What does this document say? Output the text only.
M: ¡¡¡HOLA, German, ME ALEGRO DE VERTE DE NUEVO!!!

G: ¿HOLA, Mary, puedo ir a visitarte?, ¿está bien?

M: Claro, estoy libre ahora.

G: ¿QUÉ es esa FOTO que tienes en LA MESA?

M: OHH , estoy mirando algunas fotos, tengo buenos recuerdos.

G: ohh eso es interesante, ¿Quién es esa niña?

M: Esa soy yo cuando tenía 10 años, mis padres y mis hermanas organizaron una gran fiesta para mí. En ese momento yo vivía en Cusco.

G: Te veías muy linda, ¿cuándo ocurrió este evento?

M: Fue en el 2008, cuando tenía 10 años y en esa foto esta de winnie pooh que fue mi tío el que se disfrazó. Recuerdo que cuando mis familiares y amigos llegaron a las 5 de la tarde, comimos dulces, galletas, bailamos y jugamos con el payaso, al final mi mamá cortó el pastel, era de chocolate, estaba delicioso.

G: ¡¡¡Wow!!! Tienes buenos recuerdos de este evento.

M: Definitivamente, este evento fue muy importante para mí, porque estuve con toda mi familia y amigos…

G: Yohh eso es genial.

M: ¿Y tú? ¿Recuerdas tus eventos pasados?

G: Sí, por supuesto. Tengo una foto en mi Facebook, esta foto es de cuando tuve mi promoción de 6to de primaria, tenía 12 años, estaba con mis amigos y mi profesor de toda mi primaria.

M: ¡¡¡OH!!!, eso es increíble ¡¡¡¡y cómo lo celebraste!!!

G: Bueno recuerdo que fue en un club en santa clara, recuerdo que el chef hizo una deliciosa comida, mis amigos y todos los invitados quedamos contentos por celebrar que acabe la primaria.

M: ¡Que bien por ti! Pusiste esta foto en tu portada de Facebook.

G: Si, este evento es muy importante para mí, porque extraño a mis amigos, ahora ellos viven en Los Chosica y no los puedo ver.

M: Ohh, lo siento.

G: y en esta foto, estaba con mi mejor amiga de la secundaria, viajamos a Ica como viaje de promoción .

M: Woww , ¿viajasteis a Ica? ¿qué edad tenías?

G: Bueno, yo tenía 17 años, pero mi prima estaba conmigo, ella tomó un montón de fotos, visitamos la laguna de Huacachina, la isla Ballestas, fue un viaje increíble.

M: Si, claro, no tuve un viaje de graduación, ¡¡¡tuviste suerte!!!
= = = =
> YOUR OBJECTIVE
Retype every record above exactly as written.

> WRITTEN RESPONSE
What does this document say? Output the text only.
M: ¡¡¡HOLA, German, ME ALEGRO DE VERTE DE NUEVO!!!

G: ¿HOLA, Mary, puedo ir a visitarte?, ¿está bien?

M: Claro, estoy libre ahora.

G: ¿QUÉ es esa FOTO que tienes en LA MESA?

M: OHH , estoy mirando algunas fotos, tengo buenos recuerdos.

G: ohh eso es interesante, ¿Quién es esa niña?

M: Esa soy yo cuando tenía 10 años, mis padres y mis hermanas organizaron una gran fiesta para mí. En ese momento yo vivía en Cusco.

G: Te veías muy linda, ¿cuándo ocurrió este evento?

M: Fue en el 2008, cuando tenía 10 años y en esa foto esta de winnie pooh que fue mi tío el que se disfrazó. Recuerdo que cuando mis familiares y amigos llegaron a las 5 de la tarde, comimos dulces, galletas, bailamos y jugamos con el payaso, al final mi mamá cortó el pastel, era de chocolate, estaba delicioso.

G: ¡¡¡Wow!!! Tienes buenos recuerdos de este evento.

M: Definitivamente, este evento fue muy importante para mí, porque estuve con toda mi familia y amigos…

G: Yohh eso es genial.

M: ¿Y tú? ¿Recuerdas tus eventos pasados?

G: Sí, por supuesto. Tengo una foto en mi Facebook, esta foto es de cuando tuve mi promoción de 6to de primaria, tenía 12 años, estaba con mis amigos y mi profesor de toda mi primaria.

M: ¡¡¡OH!!!, eso es increíble ¡¡¡¡y cómo lo celebraste!!!

G: Bueno recuerdo que fue en un club en santa clara, recuerdo que el chef hizo una deliciosa comida, mis amigos y todos los invitados quedamos contentos por celebrar que acabe la primaria.

M: ¡Que bien por ti! Pusiste esta foto en tu portada de Facebook.

G: Si, este evento es muy importante para mí, porque extraño a mis amigos, ahora ellos viven en Los Chosica y no los puedo ver.

M: Ohh, lo siento.

G: y en esta foto, estaba con mi mejor amiga de la secundaria, viajamos a Ica como viaje de promoción .

M: Woww , ¿viajasteis a Ica? ¿qué edad tenías?

G: Bueno, yo tenía 17 años, pero mi prima estaba conmigo, ella tomó un montón de fotos, visitamos la laguna de Huacachina, la isla Ballestas, fue un viaje increíble.

M: Si, claro, no tuve un viaje de graduación, ¡¡¡tuviste suerte!!!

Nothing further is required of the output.